- Exercise directions
Look below. Copy each line that has "depends" in it.

- Provided records
-=-=-=-=-

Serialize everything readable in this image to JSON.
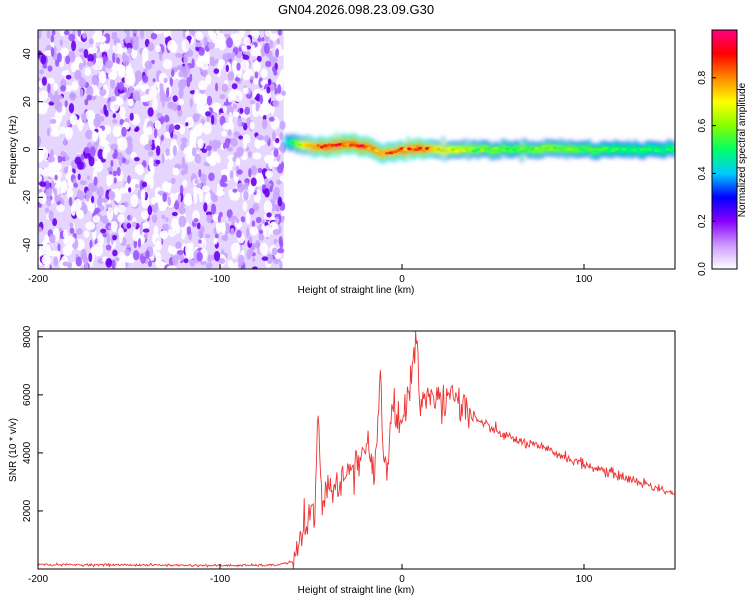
{
  "title": "GN04.2026.098.23.09.G30",
  "chart_data": [
    {
      "type": "heatmap",
      "xlabel": "Height of straight line (km)",
      "ylabel": "Frequency (Hz)",
      "xlim": [
        -200,
        150
      ],
      "ylim": [
        -50,
        50
      ],
      "x_ticks": [
        -200,
        -100,
        0,
        100
      ],
      "y_ticks": [
        -40,
        -20,
        0,
        20,
        40
      ],
      "colorbar": {
        "label": "Normalized spectral amplitude",
        "range": [
          0,
          1
        ],
        "ticks": [
          "0.0",
          "0.2",
          "0.4",
          "0.6",
          "0.8"
        ],
        "colors": [
          "#ffffff",
          "#cc99ff",
          "#8800ff",
          "#0000ff",
          "#00ccff",
          "#00ff66",
          "#88ff00",
          "#ffff00",
          "#ff8800",
          "#ff0000",
          "#ff0080"
        ]
      },
      "noise_region_x": [
        -200,
        -65
      ],
      "trace": {
        "x": [
          -64,
          -55,
          -45,
          -35,
          -25,
          -15,
          -10,
          -5,
          0,
          10,
          20,
          40,
          60,
          80,
          100,
          120,
          150
        ],
        "freq": [
          3,
          2,
          1.5,
          2,
          2,
          0,
          -2,
          -1,
          0,
          0.5,
          0,
          0,
          0,
          0.5,
          0,
          0,
          0
        ],
        "amplitude": [
          0.4,
          0.7,
          0.85,
          0.9,
          0.9,
          0.85,
          0.8,
          0.8,
          0.85,
          0.9,
          0.7,
          0.6,
          0.55,
          0.6,
          0.55,
          0.5,
          0.5
        ]
      }
    },
    {
      "type": "line",
      "xlabel": "Height of straight line (km)",
      "ylabel": "SNR (10 * v/v)",
      "xlim": [
        -200,
        150
      ],
      "ylim": [
        0,
        8200
      ],
      "x_ticks": [
        -200,
        -100,
        0,
        100
      ],
      "y_ticks": [
        2000,
        4000,
        6000,
        8000
      ],
      "line_color": "#ee3333",
      "series": [
        {
          "x": [
            -200,
            -150,
            -100,
            -70,
            -60,
            -55,
            -52,
            -50,
            -48,
            -46,
            -44,
            -42,
            -40,
            -35,
            -30,
            -25,
            -20,
            -15,
            -12,
            -10,
            -8,
            -5,
            0,
            5,
            8,
            10,
            12,
            15,
            20,
            25,
            30,
            35,
            40,
            50,
            60,
            80,
            100,
            120,
            140,
            150
          ],
          "y": [
            150,
            140,
            120,
            130,
            250,
            900,
            1400,
            2200,
            1500,
            5300,
            2000,
            2600,
            3000,
            2900,
            3300,
            3600,
            4200,
            3400,
            6500,
            3800,
            3500,
            5500,
            5000,
            6700,
            8200,
            5500,
            6000,
            5700,
            5900,
            5900,
            5800,
            5600,
            5200,
            4800,
            4500,
            4100,
            3600,
            3200,
            2800,
            2600
          ]
        }
      ]
    }
  ]
}
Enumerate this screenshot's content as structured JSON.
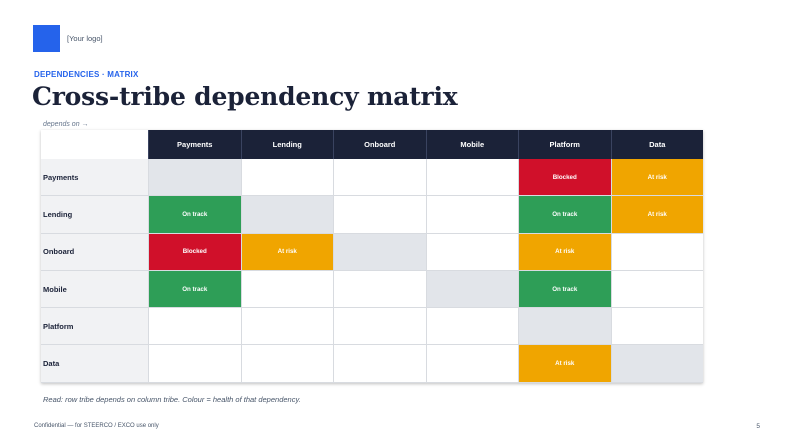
{
  "logo": {
    "text": "[Your logo]"
  },
  "kicker": "DEPENDENCIES · MATRIX",
  "title": "Cross-tribe dependency matrix",
  "depends_on": "depends on →",
  "colors": {
    "navy": "#1b2238",
    "blocked": "#d0102a",
    "at_risk": "#f0a500",
    "on_track": "#2e9e57",
    "self": "#e2e5ea",
    "accent": "#2563eb"
  },
  "matrix": {
    "columns": [
      "Payments",
      "Lending",
      "Onboard",
      "Mobile",
      "Platform",
      "Data"
    ],
    "rows": [
      {
        "label": "Payments",
        "cells": [
          "self",
          "",
          "",
          "",
          "Blocked",
          "At risk"
        ]
      },
      {
        "label": "Lending",
        "cells": [
          "On track",
          "self",
          "",
          "",
          "On track",
          "At risk"
        ]
      },
      {
        "label": "Onboard",
        "cells": [
          "Blocked",
          "At risk",
          "self",
          "",
          "At risk",
          ""
        ]
      },
      {
        "label": "Mobile",
        "cells": [
          "On track",
          "",
          "",
          "self",
          "On track",
          ""
        ]
      },
      {
        "label": "Platform",
        "cells": [
          "",
          "",
          "",
          "",
          "self",
          ""
        ]
      },
      {
        "label": "Data",
        "cells": [
          "",
          "",
          "",
          "",
          "At risk",
          "self"
        ]
      }
    ]
  },
  "footnote": "Read: row tribe depends on column tribe. Colour = health of that dependency.",
  "footer": "Confidential — for STEERCO / EXCO use only",
  "page_number": "5"
}
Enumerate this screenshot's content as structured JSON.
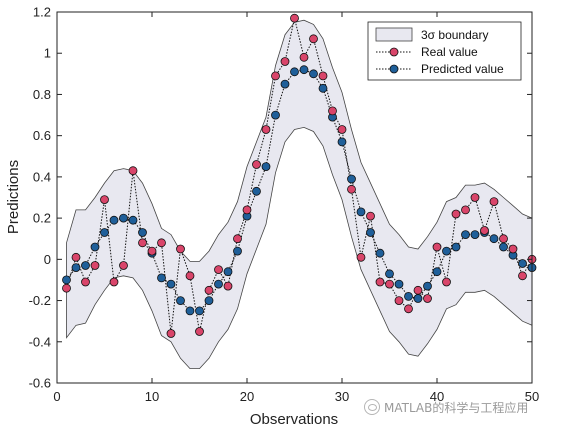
{
  "chart_data": {
    "type": "line",
    "xlabel": "Observations",
    "ylabel": "Predictions",
    "xlim": [
      0,
      50
    ],
    "ylim": [
      -0.6,
      1.2
    ],
    "xticks": [
      "0",
      "10",
      "20",
      "30",
      "40",
      "50"
    ],
    "yticks": [
      "-0.6",
      "-0.4",
      "-0.2",
      "0",
      "0.2",
      "0.4",
      "0.6",
      "0.8",
      "1",
      "1.2"
    ],
    "grid": false,
    "legend_position": "top-right",
    "legend": [
      "3σ boundary",
      "Real value",
      "Predicted value"
    ],
    "x": [
      1,
      2,
      3,
      4,
      5,
      6,
      7,
      8,
      9,
      10,
      11,
      12,
      13,
      14,
      15,
      16,
      17,
      18,
      19,
      20,
      21,
      22,
      23,
      24,
      25,
      26,
      27,
      28,
      29,
      30,
      31,
      32,
      33,
      34,
      35,
      36,
      37,
      38,
      39,
      40,
      41,
      42,
      43,
      44,
      45,
      46,
      47,
      48,
      49,
      50
    ],
    "series": [
      {
        "name": "Real value",
        "color": "#d9456a",
        "values": [
          -0.14,
          0.01,
          -0.11,
          -0.03,
          0.29,
          -0.11,
          -0.03,
          0.43,
          0.08,
          0.04,
          0.08,
          -0.36,
          0.05,
          -0.08,
          -0.35,
          -0.15,
          -0.05,
          -0.13,
          0.1,
          0.24,
          0.46,
          0.63,
          0.89,
          0.96,
          1.17,
          0.98,
          1.07,
          0.89,
          0.72,
          0.63,
          0.34,
          0.01,
          0.21,
          -0.11,
          -0.12,
          -0.2,
          -0.24,
          -0.15,
          -0.19,
          0.06,
          -0.11,
          0.22,
          0.24,
          0.3,
          0.14,
          0.28,
          0.1,
          0.05,
          -0.08,
          0.0
        ]
      },
      {
        "name": "Predicted value",
        "color": "#1f5f99",
        "values": [
          -0.1,
          -0.04,
          -0.03,
          0.06,
          0.13,
          0.19,
          0.2,
          0.19,
          0.13,
          0.03,
          -0.09,
          -0.12,
          -0.2,
          -0.25,
          -0.25,
          -0.2,
          -0.12,
          -0.06,
          0.04,
          0.21,
          0.33,
          0.45,
          0.7,
          0.85,
          0.91,
          0.92,
          0.9,
          0.83,
          0.69,
          0.57,
          0.39,
          0.23,
          0.13,
          0.03,
          -0.07,
          -0.12,
          -0.18,
          -0.19,
          -0.13,
          -0.06,
          0.04,
          0.06,
          0.12,
          0.12,
          0.13,
          0.1,
          0.06,
          0.02,
          -0.02,
          -0.04
        ]
      },
      {
        "name": "3σ boundary",
        "color": "#e8e8f0",
        "upper": [
          0.08,
          0.24,
          0.24,
          0.3,
          0.37,
          0.43,
          0.44,
          0.43,
          0.37,
          0.27,
          0.15,
          0.12,
          0.04,
          -0.01,
          -0.01,
          0.04,
          0.12,
          0.18,
          0.28,
          0.45,
          0.57,
          0.69,
          0.94,
          1.09,
          1.15,
          1.16,
          1.14,
          1.07,
          0.93,
          0.81,
          0.63,
          0.47,
          0.37,
          0.27,
          0.17,
          0.12,
          0.06,
          0.05,
          0.11,
          0.18,
          0.28,
          0.3,
          0.36,
          0.36,
          0.37,
          0.34,
          0.3,
          0.26,
          0.22,
          0.2
        ],
        "lower": [
          -0.38,
          -0.32,
          -0.31,
          -0.22,
          -0.15,
          -0.09,
          -0.08,
          -0.09,
          -0.15,
          -0.25,
          -0.37,
          -0.4,
          -0.48,
          -0.53,
          -0.53,
          -0.48,
          -0.4,
          -0.34,
          -0.24,
          -0.07,
          0.05,
          0.17,
          0.42,
          0.57,
          0.63,
          0.64,
          0.62,
          0.55,
          0.41,
          0.29,
          0.11,
          -0.05,
          -0.15,
          -0.25,
          -0.35,
          -0.4,
          -0.46,
          -0.47,
          -0.41,
          -0.34,
          -0.24,
          -0.22,
          -0.16,
          -0.16,
          -0.15,
          -0.18,
          -0.22,
          -0.26,
          -0.3,
          -0.32
        ]
      }
    ]
  },
  "watermark": "MATLAB的科学与工程应用"
}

-=-=-=-=-

- The solution
  "depends_on": "depends on →",
  "footnote": "Read: row tribe depends on column tribe. Colour = health of that dependency.",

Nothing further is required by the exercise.